[Dataset items]

# # # #

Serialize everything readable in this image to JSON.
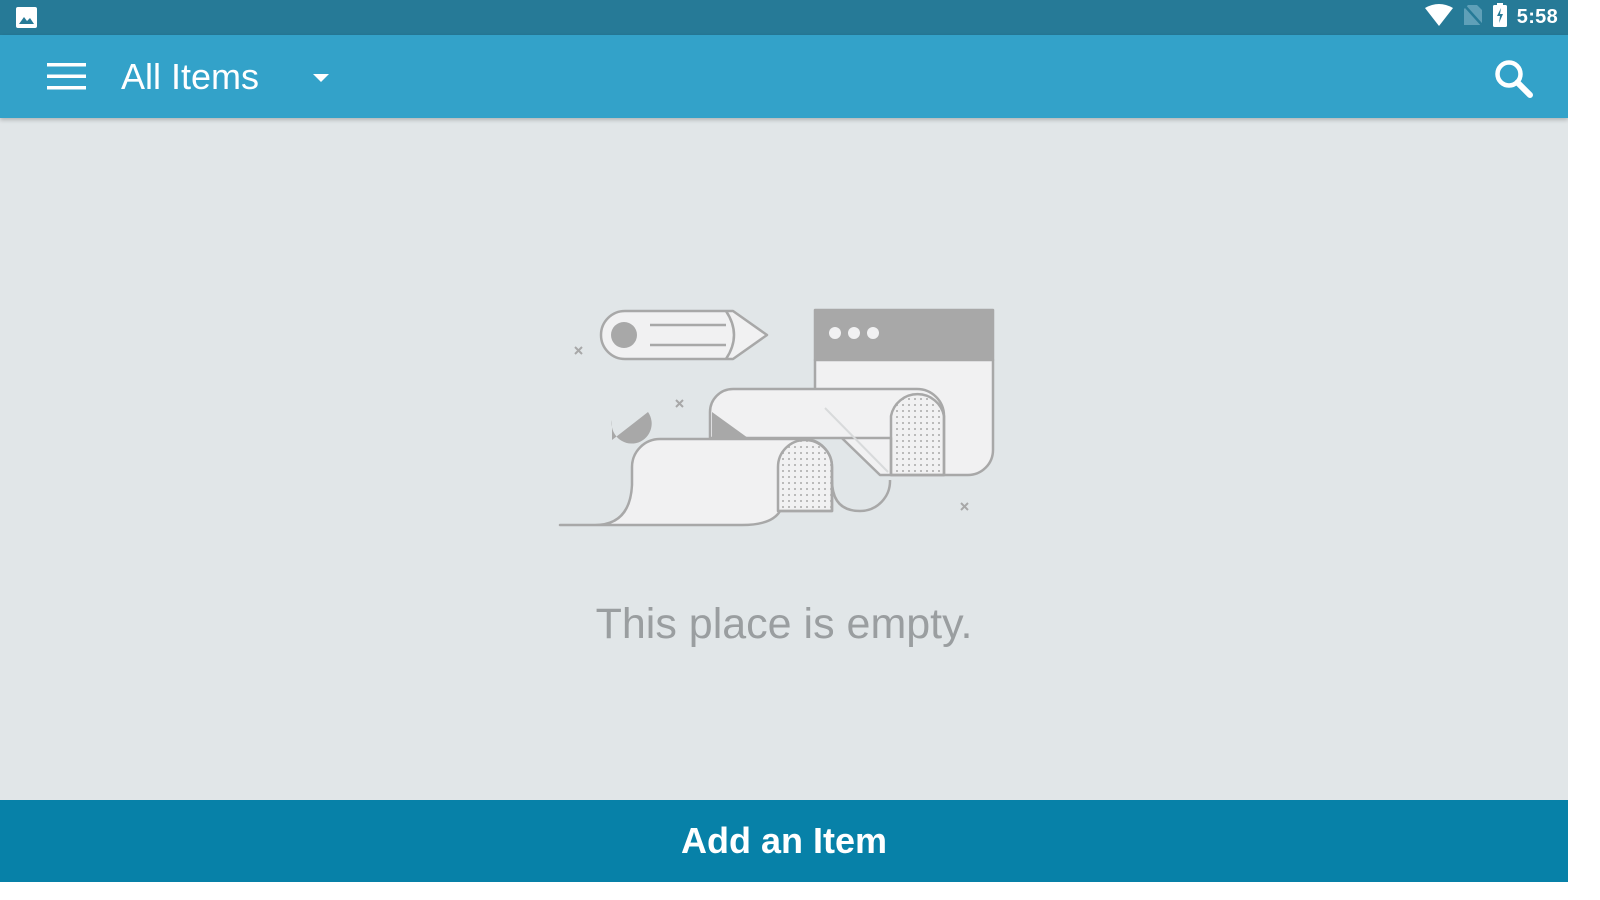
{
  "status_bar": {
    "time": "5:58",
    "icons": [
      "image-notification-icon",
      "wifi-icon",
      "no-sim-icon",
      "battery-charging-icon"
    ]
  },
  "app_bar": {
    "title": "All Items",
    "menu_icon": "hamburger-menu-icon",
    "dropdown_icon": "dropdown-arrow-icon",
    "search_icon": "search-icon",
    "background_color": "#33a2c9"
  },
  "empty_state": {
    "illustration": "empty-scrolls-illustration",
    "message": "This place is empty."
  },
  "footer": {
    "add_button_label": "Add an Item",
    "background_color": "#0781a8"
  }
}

# # # #

● **SHORT EXERCISE**:
Gather all lines of the records that include the word "image".

● **EXERCISE ANSWER**:
Serialize everything readable in this image to JSON.
      "image-notification-icon",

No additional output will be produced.